- [PROBLEM REQUIREMENTS] Give the listing again in full, exactly as written.

• • •

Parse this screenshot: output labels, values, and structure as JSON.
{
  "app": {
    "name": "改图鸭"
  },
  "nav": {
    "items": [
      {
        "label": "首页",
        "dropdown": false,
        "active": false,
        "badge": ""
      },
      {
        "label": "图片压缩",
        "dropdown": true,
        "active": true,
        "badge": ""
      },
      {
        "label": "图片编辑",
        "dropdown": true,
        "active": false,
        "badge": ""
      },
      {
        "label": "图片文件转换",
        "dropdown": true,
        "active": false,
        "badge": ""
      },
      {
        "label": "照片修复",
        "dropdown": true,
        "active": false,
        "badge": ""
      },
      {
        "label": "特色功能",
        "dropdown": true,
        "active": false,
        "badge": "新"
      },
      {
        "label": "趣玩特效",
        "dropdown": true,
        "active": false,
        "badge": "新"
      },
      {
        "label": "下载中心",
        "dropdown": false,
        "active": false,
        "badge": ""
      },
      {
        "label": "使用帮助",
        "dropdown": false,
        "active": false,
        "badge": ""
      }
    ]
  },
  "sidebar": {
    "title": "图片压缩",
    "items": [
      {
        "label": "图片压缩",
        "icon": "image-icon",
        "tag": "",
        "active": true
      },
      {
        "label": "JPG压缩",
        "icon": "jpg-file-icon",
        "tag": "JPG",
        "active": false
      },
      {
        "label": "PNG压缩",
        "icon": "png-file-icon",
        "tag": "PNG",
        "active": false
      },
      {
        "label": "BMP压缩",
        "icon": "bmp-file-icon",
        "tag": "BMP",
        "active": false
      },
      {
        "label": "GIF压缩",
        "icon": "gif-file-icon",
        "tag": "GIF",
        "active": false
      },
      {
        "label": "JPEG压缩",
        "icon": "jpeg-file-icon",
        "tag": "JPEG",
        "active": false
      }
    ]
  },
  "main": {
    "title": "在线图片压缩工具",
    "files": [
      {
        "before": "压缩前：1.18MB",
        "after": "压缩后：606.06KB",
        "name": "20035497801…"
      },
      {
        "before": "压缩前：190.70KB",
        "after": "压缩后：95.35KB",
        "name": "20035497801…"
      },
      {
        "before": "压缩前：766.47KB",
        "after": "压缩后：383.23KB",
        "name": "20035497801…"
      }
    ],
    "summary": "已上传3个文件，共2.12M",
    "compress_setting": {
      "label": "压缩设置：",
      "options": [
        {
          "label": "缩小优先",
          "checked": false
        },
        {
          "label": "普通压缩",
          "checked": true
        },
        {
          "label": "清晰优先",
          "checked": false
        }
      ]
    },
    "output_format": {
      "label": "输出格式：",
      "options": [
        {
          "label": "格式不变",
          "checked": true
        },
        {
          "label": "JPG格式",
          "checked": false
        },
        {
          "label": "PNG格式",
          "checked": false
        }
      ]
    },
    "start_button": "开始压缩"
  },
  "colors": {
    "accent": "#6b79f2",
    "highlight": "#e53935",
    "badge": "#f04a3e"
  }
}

• • •

- [SOLUTION TO THIS PROBLEM]
Parse this screenshot: output labels, values, and structure as JSON.
{
  "app": {
    "name": "改图鸭"
  },
  "nav": {
    "items": [
      {
        "label": "首页",
        "dropdown": false,
        "active": false,
        "badge": ""
      },
      {
        "label": "图片压缩",
        "dropdown": true,
        "active": true,
        "badge": ""
      },
      {
        "label": "图片编辑",
        "dropdown": true,
        "active": false,
        "badge": ""
      },
      {
        "label": "图片文件转换",
        "dropdown": true,
        "active": false,
        "badge": ""
      },
      {
        "label": "照片修复",
        "dropdown": true,
        "active": false,
        "badge": ""
      },
      {
        "label": "特色功能",
        "dropdown": true,
        "active": false,
        "badge": "新"
      },
      {
        "label": "趣玩特效",
        "dropdown": true,
        "active": false,
        "badge": "新"
      },
      {
        "label": "下载中心",
        "dropdown": false,
        "active": false,
        "badge": ""
      },
      {
        "label": "使用帮助",
        "dropdown": false,
        "active": false,
        "badge": ""
      }
    ]
  },
  "sidebar": {
    "title": "图片压缩",
    "items": [
      {
        "label": "图片压缩",
        "icon": "image-icon",
        "tag": "",
        "active": true
      },
      {
        "label": "JPG压缩",
        "icon": "jpg-file-icon",
        "tag": "JPG",
        "active": false
      },
      {
        "label": "PNG压缩",
        "icon": "png-file-icon",
        "tag": "PNG",
        "active": false
      },
      {
        "label": "BMP压缩",
        "icon": "bmp-file-icon",
        "tag": "BMP",
        "active": false
      },
      {
        "label": "GIF压缩",
        "icon": "gif-file-icon",
        "tag": "GIF",
        "active": false
      },
      {
        "label": "JPEG压缩",
        "icon": "jpeg-file-icon",
        "tag": "JPEG",
        "active": false
      }
    ]
  },
  "main": {
    "title": "在线图片压缩工具",
    "files": [
      {
        "before": "压缩前：1.18MB",
        "after": "压缩后：606.06KB",
        "name": "20035497801…"
      },
      {
        "before": "压缩前：190.70KB",
        "after": "压缩后：95.35KB",
        "name": "20035497801…"
      },
      {
        "before": "压缩前：766.47KB",
        "after": "压缩后：383.23KB",
        "name": "20035497801…"
      }
    ],
    "summary": "已上传3个文件，共2.12M",
    "compress_setting": {
      "label": "压缩设置：",
      "options": [
        {
          "label": "缩小优先",
          "checked": false
        },
        {
          "label": "普通压缩",
          "checked": true
        },
        {
          "label": "清晰优先",
          "checked": false
        }
      ]
    },
    "output_format": {
      "label": "输出格式：",
      "options": [
        {
          "label": "格式不变",
          "checked": true
        },
        {
          "label": "JPG格式",
          "checked": false
        },
        {
          "label": "PNG格式",
          "checked": false
        }
      ]
    },
    "start_button": "开始压缩"
  },
  "colors": {
    "accent": "#6b79f2",
    "highlight": "#e53935",
    "badge": "#f04a3e"
  }
}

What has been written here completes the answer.